-- START --

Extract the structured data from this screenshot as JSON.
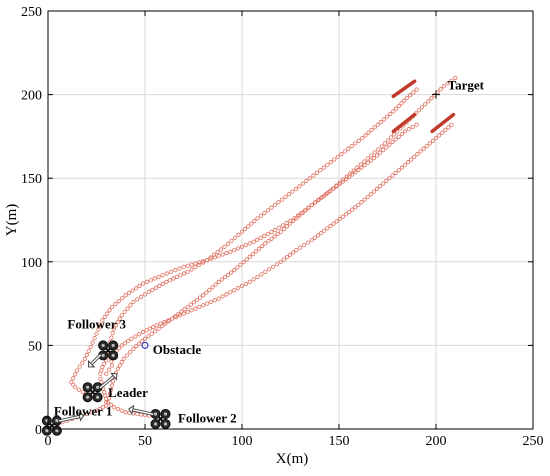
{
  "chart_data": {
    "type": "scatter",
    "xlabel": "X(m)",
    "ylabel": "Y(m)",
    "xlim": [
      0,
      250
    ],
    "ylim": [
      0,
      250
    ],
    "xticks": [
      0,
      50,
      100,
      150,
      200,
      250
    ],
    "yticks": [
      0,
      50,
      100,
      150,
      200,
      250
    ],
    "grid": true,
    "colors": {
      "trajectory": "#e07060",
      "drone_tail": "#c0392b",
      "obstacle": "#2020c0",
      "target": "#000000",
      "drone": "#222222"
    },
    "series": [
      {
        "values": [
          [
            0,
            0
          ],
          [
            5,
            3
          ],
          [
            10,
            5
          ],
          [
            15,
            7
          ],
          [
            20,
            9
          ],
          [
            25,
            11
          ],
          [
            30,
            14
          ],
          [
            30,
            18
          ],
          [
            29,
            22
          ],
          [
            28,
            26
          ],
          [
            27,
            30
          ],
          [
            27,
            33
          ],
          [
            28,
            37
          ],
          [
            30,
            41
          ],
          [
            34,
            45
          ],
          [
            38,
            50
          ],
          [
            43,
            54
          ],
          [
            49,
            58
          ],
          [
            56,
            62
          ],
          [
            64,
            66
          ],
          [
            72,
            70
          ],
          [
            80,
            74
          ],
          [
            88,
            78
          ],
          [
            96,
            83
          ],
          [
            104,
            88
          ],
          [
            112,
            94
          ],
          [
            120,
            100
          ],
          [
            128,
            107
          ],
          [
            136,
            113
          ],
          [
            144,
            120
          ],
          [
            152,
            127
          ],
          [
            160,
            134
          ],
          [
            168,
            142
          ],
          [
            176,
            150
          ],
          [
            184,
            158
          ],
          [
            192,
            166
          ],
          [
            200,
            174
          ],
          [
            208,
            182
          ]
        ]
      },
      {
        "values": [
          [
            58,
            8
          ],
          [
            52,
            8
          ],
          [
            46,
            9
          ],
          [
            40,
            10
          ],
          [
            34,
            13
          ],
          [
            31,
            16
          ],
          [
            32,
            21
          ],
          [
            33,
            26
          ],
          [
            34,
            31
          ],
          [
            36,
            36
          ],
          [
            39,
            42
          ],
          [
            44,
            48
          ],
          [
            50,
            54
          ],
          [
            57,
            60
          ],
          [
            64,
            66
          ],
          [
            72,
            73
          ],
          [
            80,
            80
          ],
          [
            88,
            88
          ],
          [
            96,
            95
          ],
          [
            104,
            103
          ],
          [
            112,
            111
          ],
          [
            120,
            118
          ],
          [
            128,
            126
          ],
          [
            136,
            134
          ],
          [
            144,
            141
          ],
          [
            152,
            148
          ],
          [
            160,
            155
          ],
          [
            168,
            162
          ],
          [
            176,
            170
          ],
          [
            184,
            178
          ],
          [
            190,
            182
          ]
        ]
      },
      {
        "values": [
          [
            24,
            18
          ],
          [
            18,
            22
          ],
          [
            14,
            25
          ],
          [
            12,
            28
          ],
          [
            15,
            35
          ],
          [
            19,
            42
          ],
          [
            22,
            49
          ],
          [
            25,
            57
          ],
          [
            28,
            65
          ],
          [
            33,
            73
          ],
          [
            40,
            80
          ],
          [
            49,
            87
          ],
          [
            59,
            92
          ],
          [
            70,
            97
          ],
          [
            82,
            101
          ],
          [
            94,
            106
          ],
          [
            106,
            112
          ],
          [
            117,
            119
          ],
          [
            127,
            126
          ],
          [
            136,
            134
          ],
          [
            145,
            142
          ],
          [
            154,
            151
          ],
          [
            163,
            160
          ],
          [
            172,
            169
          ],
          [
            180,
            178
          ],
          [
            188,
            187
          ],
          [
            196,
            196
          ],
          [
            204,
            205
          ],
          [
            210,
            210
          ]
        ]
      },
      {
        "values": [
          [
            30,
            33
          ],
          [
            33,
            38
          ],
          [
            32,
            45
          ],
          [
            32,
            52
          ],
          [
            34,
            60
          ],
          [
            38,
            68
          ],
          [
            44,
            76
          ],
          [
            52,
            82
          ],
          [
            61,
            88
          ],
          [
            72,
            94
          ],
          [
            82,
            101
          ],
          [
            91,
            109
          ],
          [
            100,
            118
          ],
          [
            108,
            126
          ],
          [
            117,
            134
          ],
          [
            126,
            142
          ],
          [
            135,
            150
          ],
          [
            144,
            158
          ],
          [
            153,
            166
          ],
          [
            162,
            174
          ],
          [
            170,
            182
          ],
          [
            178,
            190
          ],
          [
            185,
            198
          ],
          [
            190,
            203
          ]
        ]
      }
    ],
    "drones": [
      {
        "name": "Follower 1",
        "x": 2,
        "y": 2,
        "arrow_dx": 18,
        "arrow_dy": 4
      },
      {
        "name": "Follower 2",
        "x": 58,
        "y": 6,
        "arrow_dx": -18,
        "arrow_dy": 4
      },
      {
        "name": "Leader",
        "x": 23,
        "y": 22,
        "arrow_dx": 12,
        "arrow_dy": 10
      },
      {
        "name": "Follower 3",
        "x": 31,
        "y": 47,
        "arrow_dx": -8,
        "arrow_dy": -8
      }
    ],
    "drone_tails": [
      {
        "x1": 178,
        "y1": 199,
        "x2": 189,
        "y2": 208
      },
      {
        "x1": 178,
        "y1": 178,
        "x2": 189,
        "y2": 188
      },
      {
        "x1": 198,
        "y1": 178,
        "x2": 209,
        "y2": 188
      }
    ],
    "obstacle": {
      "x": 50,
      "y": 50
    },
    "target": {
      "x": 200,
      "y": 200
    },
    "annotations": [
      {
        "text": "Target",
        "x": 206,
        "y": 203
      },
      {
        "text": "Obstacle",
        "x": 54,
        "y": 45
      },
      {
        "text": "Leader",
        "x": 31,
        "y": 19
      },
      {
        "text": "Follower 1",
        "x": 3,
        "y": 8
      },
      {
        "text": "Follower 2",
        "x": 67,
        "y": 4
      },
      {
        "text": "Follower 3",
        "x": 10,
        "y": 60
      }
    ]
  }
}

-- END --
-- START --

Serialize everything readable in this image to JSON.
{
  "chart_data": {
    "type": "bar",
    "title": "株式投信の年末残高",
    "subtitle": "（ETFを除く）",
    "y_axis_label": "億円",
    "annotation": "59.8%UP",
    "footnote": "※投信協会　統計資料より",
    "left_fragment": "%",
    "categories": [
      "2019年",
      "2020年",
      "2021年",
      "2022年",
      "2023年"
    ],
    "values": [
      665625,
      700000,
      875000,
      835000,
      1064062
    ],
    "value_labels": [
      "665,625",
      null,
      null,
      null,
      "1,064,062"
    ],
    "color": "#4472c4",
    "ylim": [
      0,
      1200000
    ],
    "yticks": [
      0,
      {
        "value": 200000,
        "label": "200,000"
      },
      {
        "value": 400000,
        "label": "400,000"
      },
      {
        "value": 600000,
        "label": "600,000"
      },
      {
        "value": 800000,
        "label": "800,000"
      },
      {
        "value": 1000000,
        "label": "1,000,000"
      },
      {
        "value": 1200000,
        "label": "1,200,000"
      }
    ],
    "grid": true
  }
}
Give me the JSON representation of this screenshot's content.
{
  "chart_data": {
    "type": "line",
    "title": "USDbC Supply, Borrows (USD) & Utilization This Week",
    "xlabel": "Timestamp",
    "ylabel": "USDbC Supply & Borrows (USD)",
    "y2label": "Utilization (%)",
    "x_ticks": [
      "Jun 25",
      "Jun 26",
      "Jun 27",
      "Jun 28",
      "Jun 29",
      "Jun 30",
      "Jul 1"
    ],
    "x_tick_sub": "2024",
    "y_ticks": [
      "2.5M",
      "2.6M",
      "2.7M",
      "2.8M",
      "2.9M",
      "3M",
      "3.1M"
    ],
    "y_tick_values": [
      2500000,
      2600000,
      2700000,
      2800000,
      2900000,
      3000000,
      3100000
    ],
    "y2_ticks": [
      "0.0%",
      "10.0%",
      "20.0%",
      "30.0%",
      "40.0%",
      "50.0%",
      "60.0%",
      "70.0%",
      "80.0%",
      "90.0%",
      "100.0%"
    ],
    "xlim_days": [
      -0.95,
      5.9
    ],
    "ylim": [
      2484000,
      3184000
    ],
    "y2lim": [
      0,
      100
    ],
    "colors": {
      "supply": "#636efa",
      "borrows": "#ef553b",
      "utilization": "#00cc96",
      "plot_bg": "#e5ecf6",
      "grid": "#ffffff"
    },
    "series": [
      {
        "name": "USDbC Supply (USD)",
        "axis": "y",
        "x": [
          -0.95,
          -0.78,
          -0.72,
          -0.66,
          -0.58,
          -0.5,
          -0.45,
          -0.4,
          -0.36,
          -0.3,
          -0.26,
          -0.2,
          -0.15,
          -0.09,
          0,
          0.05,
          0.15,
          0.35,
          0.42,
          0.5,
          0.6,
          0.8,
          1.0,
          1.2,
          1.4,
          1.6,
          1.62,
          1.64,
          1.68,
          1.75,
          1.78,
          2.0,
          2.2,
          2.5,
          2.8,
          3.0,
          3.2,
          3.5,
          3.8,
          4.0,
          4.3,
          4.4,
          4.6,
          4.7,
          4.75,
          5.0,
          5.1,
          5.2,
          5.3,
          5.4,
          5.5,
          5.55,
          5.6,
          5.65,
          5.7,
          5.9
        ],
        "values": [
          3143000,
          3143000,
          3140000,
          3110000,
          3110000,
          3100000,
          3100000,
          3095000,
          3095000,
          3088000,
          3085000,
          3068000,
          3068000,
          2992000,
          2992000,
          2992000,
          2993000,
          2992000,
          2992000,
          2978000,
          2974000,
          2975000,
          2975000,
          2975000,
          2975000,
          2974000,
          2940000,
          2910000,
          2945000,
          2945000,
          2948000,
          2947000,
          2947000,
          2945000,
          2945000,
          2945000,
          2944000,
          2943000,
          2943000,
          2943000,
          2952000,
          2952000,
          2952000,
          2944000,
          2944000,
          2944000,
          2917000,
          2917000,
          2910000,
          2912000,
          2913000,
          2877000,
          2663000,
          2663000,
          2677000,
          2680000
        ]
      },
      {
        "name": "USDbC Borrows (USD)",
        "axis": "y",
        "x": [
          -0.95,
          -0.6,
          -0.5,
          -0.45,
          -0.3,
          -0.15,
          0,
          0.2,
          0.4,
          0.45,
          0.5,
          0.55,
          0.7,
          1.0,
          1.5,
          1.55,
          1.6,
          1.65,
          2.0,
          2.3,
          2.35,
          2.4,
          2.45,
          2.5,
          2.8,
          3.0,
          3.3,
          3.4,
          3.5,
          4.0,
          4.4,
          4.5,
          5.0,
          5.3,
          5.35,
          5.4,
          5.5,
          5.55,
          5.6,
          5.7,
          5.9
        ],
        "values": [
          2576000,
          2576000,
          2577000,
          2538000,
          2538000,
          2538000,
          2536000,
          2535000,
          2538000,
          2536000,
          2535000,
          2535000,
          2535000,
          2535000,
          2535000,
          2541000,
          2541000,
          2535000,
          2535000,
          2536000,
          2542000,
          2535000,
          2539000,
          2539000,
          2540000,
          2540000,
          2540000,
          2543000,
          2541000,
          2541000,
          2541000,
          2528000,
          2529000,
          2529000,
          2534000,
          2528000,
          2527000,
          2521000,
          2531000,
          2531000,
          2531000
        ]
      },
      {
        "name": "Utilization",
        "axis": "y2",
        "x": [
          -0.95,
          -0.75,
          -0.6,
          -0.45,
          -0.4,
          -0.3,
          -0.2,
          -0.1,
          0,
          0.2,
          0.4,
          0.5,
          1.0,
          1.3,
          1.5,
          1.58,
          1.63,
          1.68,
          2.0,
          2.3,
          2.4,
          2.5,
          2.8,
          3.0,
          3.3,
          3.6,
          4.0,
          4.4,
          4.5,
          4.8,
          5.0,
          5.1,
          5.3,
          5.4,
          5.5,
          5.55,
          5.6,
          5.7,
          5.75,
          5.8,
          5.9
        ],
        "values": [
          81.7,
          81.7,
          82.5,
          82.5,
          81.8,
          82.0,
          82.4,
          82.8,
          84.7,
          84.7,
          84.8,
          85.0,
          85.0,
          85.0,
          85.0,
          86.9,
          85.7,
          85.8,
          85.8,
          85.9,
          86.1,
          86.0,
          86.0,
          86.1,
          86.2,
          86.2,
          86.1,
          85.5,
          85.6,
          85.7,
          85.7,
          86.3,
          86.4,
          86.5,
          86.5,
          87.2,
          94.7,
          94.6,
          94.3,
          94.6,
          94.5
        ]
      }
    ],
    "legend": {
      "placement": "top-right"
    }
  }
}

-- END --

Request:
Locate all lines that include the word "screenshot" and copy them out.

Exercise output:
Extract the structured data from this screenshot as JSON.
Give me the JSON representation of this screenshot's content.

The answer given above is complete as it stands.